* _Task instructions_
Retype each entry below exactly as it stands.

* _Records provided_
===
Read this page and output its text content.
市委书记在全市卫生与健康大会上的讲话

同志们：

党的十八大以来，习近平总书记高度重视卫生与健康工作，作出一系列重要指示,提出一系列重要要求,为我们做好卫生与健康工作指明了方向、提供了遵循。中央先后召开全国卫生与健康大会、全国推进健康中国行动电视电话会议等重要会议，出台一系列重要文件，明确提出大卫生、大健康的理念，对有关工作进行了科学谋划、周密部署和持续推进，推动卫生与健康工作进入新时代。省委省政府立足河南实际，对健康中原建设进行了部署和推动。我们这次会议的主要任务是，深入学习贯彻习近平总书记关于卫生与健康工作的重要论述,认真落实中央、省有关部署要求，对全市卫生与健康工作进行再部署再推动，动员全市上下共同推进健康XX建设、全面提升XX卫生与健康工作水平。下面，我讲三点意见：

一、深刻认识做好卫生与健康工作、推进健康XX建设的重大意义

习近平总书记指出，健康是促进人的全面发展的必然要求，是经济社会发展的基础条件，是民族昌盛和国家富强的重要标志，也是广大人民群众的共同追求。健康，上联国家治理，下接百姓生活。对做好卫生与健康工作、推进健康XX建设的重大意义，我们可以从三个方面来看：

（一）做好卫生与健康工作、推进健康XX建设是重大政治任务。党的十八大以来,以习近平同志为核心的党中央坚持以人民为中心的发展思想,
===
* _Finished answer_
Read this page and output its text content.
市委书记在全市卫生与健康大会上的讲话

同志们：

党的十八大以来，习近平总书记高度重视卫生与健康工作，作出一系列重要指示,提出一系列重要要求,为我们做好卫生与健康工作指明了方向、提供了遵循。中央先后召开全国卫生与健康大会、全国推进健康中国行动电视电话会议等重要会议，出台一系列重要文件，明确提出大卫生、大健康的理念，对有关工作进行了科学谋划、周密部署和持续推进，推动卫生与健康工作进入新时代。省委省政府立足河南实际，对健康中原建设进行了部署和推动。我们这次会议的主要任务是，深入学习贯彻习近平总书记关于卫生与健康工作的重要论述,认真落实中央、省有关部署要求，对全市卫生与健康工作进行再部署再推动，动员全市上下共同推进健康XX建设、全面提升XX卫生与健康工作水平。下面，我讲三点意见：

一、深刻认识做好卫生与健康工作、推进健康XX建设的重大意义

习近平总书记指出，健康是促进人的全面发展的必然要求，是经济社会发展的基础条件，是民族昌盛和国家富强的重要标志，也是广大人民群众的共同追求。健康，上联国家治理，下接百姓生活。对做好卫生与健康工作、推进健康XX建设的重大意义，我们可以从三个方面来看：

（一）做好卫生与健康工作、推进健康XX建设是重大政治任务。党的十八大以来,以习近平同志为核心的党中央坚持以人民为中心的发展思想,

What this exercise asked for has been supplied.